Rivelazioni: un piano dei servizi segreti USA per infiltrare commandos prima dell’insurrezione. I documenti emergono ora per la prima volta
Corpi speciali americani all’opera oltre la Cortina di Ferro, in territorio ungherese. Per condurre operazioni di sabotaggio anti-sovietico e attività a sostegno alla resistenza dei partigiani nazionalisti: è questo il progetto che l’intelligence dell’esercito degli Stati Uniti studiò durante l’anno 1955, redigendo un dettagliato rapporto il 5 gennaio 1956 – il «Project n. 9570» nel quale si indicavano con mappe geografiche minuziose le località da dove i commandos americani avrebbero potuto tentare di operare.
«Ungheria, attività e potenziali di resistenza» è un documento di 65 pagine del «Us Army Intelligence» venuto alla luce grazie all’opera di ricerca del Nationa Security Archive di Washington che lo ha inserito nella nuova pubblicazione La risoluzione ungherese del 1956, una storia attraverso i documenti. La parte centrale dello studio è il capitolo D sulla «Idoneità dell’Ungheria per operazioni delle forze speciali». «Vi sono relativamente poche aree dell’Ungheria capaci di offrire rifugio e nascondigli ad attività di tipo-guerriglia – si legge nella premessa -perchè ad eccezione dell’altopiano di Meksec (che in realtà è quello di Mecsek) a nordovest della città di Pècs e di un semicerchio di colline coperte di foreste nell’Ovest e Nord Ovest l’Ungheria è una pianura pressoché piatta». Da qui l’indicazione dei due luoghi suggeriti per ospitare basi ed attività delle truppe speciali: «La regione delle colline del Nord-Ovest e le alture di Meksec». La descrizione di queste due aree nel documento è talmente dettagliata da suggerire il fatto che furono svolte numerose missioni di ricognizione in loco da parte di agenti americani All’epoca infatti l’intelligence non poteva contare su foto satellitari accurate come lo sono quelle oggi a disposizione sull’Iraq di Saddam Hussein. Per quanto riguarda le colline del Nord-Ovest «hanno una profondità variabile fra le 13 e 28 miglia» e vennero suddivise dai cartografi militari nelle seguenti zone: la foresta di Bakony «coperta da una macchia di alberi discontinua con pendii di pietra»; le montagne di Pilis. «adatte al rifugio ed ai nascondigli, situate a soli 25 chilometri da Budapest. circondate dal Danubio a nord ed est e con buoni punti di osservazione da altezze di 757 e 950 metri»; le montagne di Börzsöny, «area adatta a nascondigli» per via del «terreno boscoso di montagna»; il massiccio del Màtra, «dotato di buone strade. facili da attraversare» anche se «i veicoli non possono muoversi fuori dai tracciati»; le montagne di Bukh «con numerose valli attraversate da ruscelli»; e le montagne di HegyaIja. «caratterizzate da improvvisi mutamenti nella configurazione terreno”.
##############################
Compiti assegnati
**A.** Nell'articolo sul piano americano in Ungheria, in quale data fu redatto il rapporto dell'intelligence dell'esercito statunitense?
**B.** Riscrivi il passo dell'articolo sul piano americano in Ungheria che si apre con le parole contenenti "Rivelazioni: un piano" e si chiude con "tentare di operare.", mettendo "incursori" al posto di "commandos".

Dati forniti
##############################
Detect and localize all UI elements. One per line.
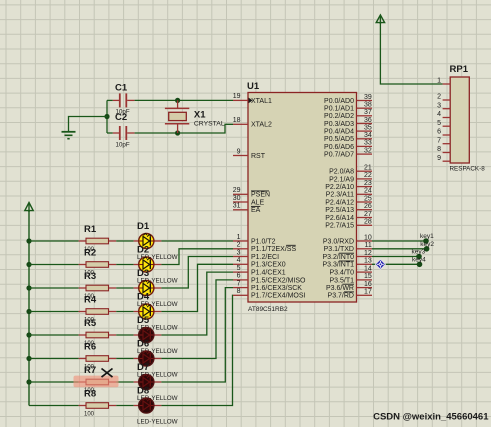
##############################
Soluzioni dei compiti
**A.** Il 5 gennaio 1956.

**B.**
Rivelazioni: un piano dei servizi segreti USA per infiltrare incursori prima dell’insurrezione. I documenti emergono ora per la prima volta
Corpi speciali americani all’opera oltre la Cortina di Ferro, in territorio ungherese. Per condurre operazioni di sabotaggio anti-sovietico e attività a sostegno alla resistenza dei partigiani nazionalisti: è questo il progetto che l’intelligence dell’esercito degli Stati Uniti studiò durante l’anno 1955, redigendo un dettagliato rapporto il 5 gennaio 1956 – il «Project n. 9570» nel quale si indicavano con mappe geografiche minuziose le località da dove i incursori americani avrebbero potuto tentare di operare.